To be done
Collect from the data below each line with "язык".

[Recorded data]

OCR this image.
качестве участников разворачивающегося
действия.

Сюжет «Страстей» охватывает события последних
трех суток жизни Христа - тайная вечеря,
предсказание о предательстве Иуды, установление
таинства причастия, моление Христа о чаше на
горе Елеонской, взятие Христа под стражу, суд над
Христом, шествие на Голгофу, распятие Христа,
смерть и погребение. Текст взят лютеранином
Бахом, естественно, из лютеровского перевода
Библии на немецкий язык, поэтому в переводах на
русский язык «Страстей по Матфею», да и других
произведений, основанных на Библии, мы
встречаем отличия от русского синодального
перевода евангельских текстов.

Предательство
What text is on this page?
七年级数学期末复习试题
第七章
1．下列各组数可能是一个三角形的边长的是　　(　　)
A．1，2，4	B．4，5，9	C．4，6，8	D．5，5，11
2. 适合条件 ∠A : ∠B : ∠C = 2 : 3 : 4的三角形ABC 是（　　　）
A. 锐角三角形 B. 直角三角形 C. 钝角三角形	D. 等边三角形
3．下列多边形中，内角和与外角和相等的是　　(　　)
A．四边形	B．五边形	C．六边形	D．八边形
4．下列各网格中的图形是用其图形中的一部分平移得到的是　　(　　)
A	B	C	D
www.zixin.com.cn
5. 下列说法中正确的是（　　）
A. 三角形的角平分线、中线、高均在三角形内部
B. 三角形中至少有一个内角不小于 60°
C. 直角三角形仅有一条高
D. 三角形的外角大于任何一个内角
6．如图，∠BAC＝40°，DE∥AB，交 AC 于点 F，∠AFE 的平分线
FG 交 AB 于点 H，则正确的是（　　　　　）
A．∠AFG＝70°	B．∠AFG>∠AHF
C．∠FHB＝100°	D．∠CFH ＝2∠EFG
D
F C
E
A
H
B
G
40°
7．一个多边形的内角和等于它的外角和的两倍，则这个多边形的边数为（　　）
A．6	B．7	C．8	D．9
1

Response below
Библии на немецкий язык, поэтому в переводах на
русский язык «Страстей по Матфею», да и других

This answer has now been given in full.